-- What the exercise asks --
Write out every entry exactly as it appears.

-- Source data --
== == ==
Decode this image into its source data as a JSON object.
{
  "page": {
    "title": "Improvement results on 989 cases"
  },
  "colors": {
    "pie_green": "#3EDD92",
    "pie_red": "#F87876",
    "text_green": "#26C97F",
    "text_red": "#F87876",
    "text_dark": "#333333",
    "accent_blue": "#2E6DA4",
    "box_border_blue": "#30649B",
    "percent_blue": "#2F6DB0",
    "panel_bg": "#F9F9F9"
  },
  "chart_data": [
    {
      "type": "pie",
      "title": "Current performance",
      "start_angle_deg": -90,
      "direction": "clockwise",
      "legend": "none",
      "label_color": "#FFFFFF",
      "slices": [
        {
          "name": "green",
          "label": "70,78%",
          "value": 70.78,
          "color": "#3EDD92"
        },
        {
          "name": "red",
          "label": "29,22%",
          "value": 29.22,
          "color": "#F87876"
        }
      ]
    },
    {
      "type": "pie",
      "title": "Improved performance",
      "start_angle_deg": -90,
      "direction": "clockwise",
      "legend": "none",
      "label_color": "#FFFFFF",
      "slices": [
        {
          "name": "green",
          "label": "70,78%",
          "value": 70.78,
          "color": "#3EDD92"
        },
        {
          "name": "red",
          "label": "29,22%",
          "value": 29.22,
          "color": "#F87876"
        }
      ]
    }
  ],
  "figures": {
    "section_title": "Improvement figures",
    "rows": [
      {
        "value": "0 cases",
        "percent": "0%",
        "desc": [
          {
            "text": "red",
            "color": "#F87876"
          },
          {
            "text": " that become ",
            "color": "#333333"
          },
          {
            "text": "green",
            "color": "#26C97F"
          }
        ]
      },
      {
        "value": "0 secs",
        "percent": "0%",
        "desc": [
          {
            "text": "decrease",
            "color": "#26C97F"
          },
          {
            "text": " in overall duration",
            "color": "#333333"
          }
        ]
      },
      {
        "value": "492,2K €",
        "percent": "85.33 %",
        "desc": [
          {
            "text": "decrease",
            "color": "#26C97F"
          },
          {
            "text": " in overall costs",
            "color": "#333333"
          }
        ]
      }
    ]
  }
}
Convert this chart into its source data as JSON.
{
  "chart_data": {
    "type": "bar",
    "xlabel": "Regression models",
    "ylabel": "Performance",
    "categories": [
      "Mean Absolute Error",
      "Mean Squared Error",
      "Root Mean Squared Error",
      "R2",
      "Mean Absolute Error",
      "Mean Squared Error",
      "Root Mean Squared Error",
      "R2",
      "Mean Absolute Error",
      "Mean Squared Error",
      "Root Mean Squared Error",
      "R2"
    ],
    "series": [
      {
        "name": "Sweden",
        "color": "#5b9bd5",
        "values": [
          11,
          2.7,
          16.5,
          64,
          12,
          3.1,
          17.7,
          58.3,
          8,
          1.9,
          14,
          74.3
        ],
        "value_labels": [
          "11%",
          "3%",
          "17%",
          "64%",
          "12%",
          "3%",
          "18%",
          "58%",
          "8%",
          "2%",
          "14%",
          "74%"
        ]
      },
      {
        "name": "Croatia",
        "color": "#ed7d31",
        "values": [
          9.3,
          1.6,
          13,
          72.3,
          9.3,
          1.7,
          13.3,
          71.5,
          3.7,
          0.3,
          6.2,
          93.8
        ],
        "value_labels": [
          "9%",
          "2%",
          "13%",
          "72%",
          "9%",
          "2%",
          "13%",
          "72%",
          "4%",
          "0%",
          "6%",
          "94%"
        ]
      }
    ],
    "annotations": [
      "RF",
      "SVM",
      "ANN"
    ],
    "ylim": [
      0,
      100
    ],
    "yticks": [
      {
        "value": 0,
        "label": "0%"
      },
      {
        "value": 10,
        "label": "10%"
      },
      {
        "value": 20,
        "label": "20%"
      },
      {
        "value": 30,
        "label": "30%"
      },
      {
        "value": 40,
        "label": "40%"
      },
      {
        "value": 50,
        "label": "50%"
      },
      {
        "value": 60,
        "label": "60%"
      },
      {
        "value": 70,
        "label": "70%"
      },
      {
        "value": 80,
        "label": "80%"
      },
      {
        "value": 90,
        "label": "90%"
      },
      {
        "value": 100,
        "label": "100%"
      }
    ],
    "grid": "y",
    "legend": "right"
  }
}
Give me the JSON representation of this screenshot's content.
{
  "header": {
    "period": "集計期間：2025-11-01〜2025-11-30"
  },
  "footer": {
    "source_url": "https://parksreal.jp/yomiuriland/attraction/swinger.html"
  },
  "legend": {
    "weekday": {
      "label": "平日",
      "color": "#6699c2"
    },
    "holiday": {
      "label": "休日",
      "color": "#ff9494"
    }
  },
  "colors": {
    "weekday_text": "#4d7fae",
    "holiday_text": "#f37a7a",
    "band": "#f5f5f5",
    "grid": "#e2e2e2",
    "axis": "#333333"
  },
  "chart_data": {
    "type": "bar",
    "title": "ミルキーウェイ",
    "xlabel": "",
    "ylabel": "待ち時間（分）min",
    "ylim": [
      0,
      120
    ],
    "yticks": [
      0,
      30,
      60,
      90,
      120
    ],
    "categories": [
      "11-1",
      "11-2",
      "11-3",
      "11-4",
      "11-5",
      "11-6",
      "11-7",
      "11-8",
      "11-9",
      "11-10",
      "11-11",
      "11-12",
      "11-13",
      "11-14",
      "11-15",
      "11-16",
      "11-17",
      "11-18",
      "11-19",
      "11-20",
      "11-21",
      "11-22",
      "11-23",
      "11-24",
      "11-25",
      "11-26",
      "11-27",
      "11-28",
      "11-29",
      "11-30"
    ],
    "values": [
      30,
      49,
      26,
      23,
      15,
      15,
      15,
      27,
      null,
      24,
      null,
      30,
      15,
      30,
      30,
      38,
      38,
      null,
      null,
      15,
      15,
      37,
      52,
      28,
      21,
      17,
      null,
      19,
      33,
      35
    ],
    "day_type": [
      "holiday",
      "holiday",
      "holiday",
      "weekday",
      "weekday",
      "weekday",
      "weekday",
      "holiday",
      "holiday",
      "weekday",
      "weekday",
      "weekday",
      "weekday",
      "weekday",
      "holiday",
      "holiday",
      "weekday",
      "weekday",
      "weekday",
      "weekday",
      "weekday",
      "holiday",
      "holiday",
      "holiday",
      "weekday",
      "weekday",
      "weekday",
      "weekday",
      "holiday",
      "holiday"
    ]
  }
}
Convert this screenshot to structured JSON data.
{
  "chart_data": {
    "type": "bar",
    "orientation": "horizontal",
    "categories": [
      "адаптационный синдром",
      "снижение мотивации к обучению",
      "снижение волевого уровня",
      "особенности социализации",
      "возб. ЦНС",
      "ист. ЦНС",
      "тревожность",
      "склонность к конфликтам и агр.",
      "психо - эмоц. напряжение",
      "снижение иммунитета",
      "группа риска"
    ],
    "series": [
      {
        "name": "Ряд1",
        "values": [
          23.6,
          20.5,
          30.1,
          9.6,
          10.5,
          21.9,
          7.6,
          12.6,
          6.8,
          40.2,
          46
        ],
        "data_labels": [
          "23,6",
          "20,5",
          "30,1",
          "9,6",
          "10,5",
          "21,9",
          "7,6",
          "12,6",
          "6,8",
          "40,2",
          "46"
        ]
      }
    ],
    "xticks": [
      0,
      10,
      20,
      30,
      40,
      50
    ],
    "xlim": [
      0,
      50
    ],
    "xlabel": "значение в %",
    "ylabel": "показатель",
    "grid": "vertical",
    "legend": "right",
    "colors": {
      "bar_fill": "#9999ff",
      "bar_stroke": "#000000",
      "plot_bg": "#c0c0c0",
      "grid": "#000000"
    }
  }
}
== == ==
-- Answer to this task --
Decode this image into its source data as a JSON object.
{
  "page": {
    "title": "Improvement results on 989 cases"
  },
  "colors": {
    "pie_green": "#3EDD92",
    "pie_red": "#F87876",
    "text_green": "#26C97F",
    "text_red": "#F87876",
    "text_dark": "#333333",
    "accent_blue": "#2E6DA4",
    "box_border_blue": "#30649B",
    "percent_blue": "#2F6DB0",
    "panel_bg": "#F9F9F9"
  },
  "chart_data": [
    {
      "type": "pie",
      "title": "Current performance",
      "start_angle_deg": -90,
      "direction": "clockwise",
      "legend": "none",
      "label_color": "#FFFFFF",
      "slices": [
        {
          "name": "green",
          "label": "70,78%",
          "value": 70.78,
          "color": "#3EDD92"
        },
        {
          "name": "red",
          "label": "29,22%",
          "value": 29.22,
          "color": "#F87876"
        }
      ]
    },
    {
      "type": "pie",
      "title": "Improved performance",
      "start_angle_deg": -90,
      "direction": "clockwise",
      "legend": "none",
      "label_color": "#FFFFFF",
      "slices": [
        {
          "name": "green",
          "label": "70,78%",
          "value": 70.78,
          "color": "#3EDD92"
        },
        {
          "name": "red",
          "label": "29,22%",
          "value": 29.22,
          "color": "#F87876"
        }
      ]
    }
  ],
  "figures": {
    "section_title": "Improvement figures",
    "rows": [
      {
        "value": "0 cases",
        "percent": "0%",
        "desc": [
          {
            "text": "red",
            "color": "#F87876"
          },
          {
            "text": " that become ",
            "color": "#333333"
          },
          {
            "text": "green",
            "color": "#26C97F"
          }
        ]
      },
      {
        "value": "0 secs",
        "percent": "0%",
        "desc": [
          {
            "text": "decrease",
            "color": "#26C97F"
          },
          {
            "text": " in overall duration",
            "color": "#333333"
          }
        ]
      },
      {
        "value": "492,2K €",
        "percent": "85.33 %",
        "desc": [
          {
            "text": "decrease",
            "color": "#26C97F"
          },
          {
            "text": " in overall costs",
            "color": "#333333"
          }
        ]
      }
    ]
  }
}
Convert this chart into its source data as JSON.
{
  "chart_data": {
    "type": "bar",
    "xlabel": "Regression models",
    "ylabel": "Performance",
    "categories": [
      "Mean Absolute Error",
      "Mean Squared Error",
      "Root Mean Squared Error",
      "R2",
      "Mean Absolute Error",
      "Mean Squared Error",
      "Root Mean Squared Error",
      "R2",
      "Mean Absolute Error",
      "Mean Squared Error",
      "Root Mean Squared Error",
      "R2"
    ],
    "series": [
      {
        "name": "Sweden",
        "color": "#5b9bd5",
        "values": [
          11,
          2.7,
          16.5,
          64,
          12,
          3.1,
          17.7,
          58.3,
          8,
          1.9,
          14,
          74.3
        ],
        "value_labels": [
          "11%",
          "3%",
          "17%",
          "64%",
          "12%",
          "3%",
          "18%",
          "58%",
          "8%",
          "2%",
          "14%",
          "74%"
        ]
      },
      {
        "name": "Croatia",
        "color": "#ed7d31",
        "values": [
          9.3,
          1.6,
          13,
          72.3,
          9.3,
          1.7,
          13.3,
          71.5,
          3.7,
          0.3,
          6.2,
          93.8
        ],
        "value_labels": [
          "9%",
          "2%",
          "13%",
          "72%",
          "9%",
          "2%",
          "13%",
          "72%",
          "4%",
          "0%",
          "6%",
          "94%"
        ]
      }
    ],
    "annotations": [
      "RF",
      "SVM",
      "ANN"
    ],
    "ylim": [
      0,
      100
    ],
    "yticks": [
      {
        "value": 0,
        "label": "0%"
      },
      {
        "value": 10,
        "label": "10%"
      },
      {
        "value": 20,
        "label": "20%"
      },
      {
        "value": 30,
        "label": "30%"
      },
      {
        "value": 40,
        "label": "40%"
      },
      {
        "value": 50,
        "label": "50%"
      },
      {
        "value": 60,
        "label": "60%"
      },
      {
        "value": 70,
        "label": "70%"
      },
      {
        "value": 80,
        "label": "80%"
      },
      {
        "value": 90,
        "label": "90%"
      },
      {
        "value": 100,
        "label": "100%"
      }
    ],
    "grid": "y",
    "legend": "right"
  }
}
Give me the JSON representation of this screenshot's content.
{
  "header": {
    "period": "集計期間：2025-11-01〜2025-11-30"
  },
  "footer": {
    "source_url": "https://parksreal.jp/yomiuriland/attraction/swinger.html"
  },
  "legend": {
    "weekday": {
      "label": "平日",
      "color": "#6699c2"
    },
    "holiday": {
      "label": "休日",
      "color": "#ff9494"
    }
  },
  "colors": {
    "weekday_text": "#4d7fae",
    "holiday_text": "#f37a7a",
    "band": "#f5f5f5",
    "grid": "#e2e2e2",
    "axis": "#333333"
  },
  "chart_data": {
    "type": "bar",
    "title": "ミルキーウェイ",
    "xlabel": "",
    "ylabel": "待ち時間（分）min",
    "ylim": [
      0,
      120
    ],
    "yticks": [
      0,
      30,
      60,
      90,
      120
    ],
    "categories": [
      "11-1",
      "11-2",
      "11-3",
      "11-4",
      "11-5",
      "11-6",
      "11-7",
      "11-8",
      "11-9",
      "11-10",
      "11-11",
      "11-12",
      "11-13",
      "11-14",
      "11-15",
      "11-16",
      "11-17",
      "11-18",
      "11-19",
      "11-20",
      "11-21",
      "11-22",
      "11-23",
      "11-24",
      "11-25",
      "11-26",
      "11-27",
      "11-28",
      "11-29",
      "11-30"
    ],
    "values": [
      30,
      49,
      26,
      23,
      15,
      15,
      15,
      27,
      null,
      24,
      null,
      30,
      15,
      30,
      30,
      38,
      38,
      null,
      null,
      15,
      15,
      37,
      52,
      28,
      21,
      17,
      null,
      19,
      33,
      35
    ],
    "day_type": [
      "holiday",
      "holiday",
      "holiday",
      "weekday",
      "weekday",
      "weekday",
      "weekday",
      "holiday",
      "holiday",
      "weekday",
      "weekday",
      "weekday",
      "weekday",
      "weekday",
      "holiday",
      "holiday",
      "weekday",
      "weekday",
      "weekday",
      "weekday",
      "weekday",
      "holiday",
      "holiday",
      "holiday",
      "weekday",
      "weekday",
      "weekday",
      "weekday",
      "holiday",
      "holiday"
    ]
  }
}
Convert this screenshot to structured JSON data.
{
  "chart_data": {
    "type": "bar",
    "orientation": "horizontal",
    "categories": [
      "адаптационный синдром",
      "снижение мотивации к обучению",
      "снижение волевого уровня",
      "особенности социализации",
      "возб. ЦНС",
      "ист. ЦНС",
      "тревожность",
      "склонность к конфликтам и агр.",
      "психо - эмоц. напряжение",
      "снижение иммунитета",
      "группа риска"
    ],
    "series": [
      {
        "name": "Ряд1",
        "values": [
          23.6,
          20.5,
          30.1,
          9.6,
          10.5,
          21.9,
          7.6,
          12.6,
          6.8,
          40.2,
          46
        ],
        "data_labels": [
          "23,6",
          "20,5",
          "30,1",
          "9,6",
          "10,5",
          "21,9",
          "7,6",
          "12,6",
          "6,8",
          "40,2",
          "46"
        ]
      }
    ],
    "xticks": [
      0,
      10,
      20,
      30,
      40,
      50
    ],
    "xlim": [
      0,
      50
    ],
    "xlabel": "значение в %",
    "ylabel": "показатель",
    "grid": "vertical",
    "legend": "right",
    "colors": {
      "bar_fill": "#9999ff",
      "bar_stroke": "#000000",
      "plot_bg": "#c0c0c0",
      "grid": "#000000"
    }
  }
}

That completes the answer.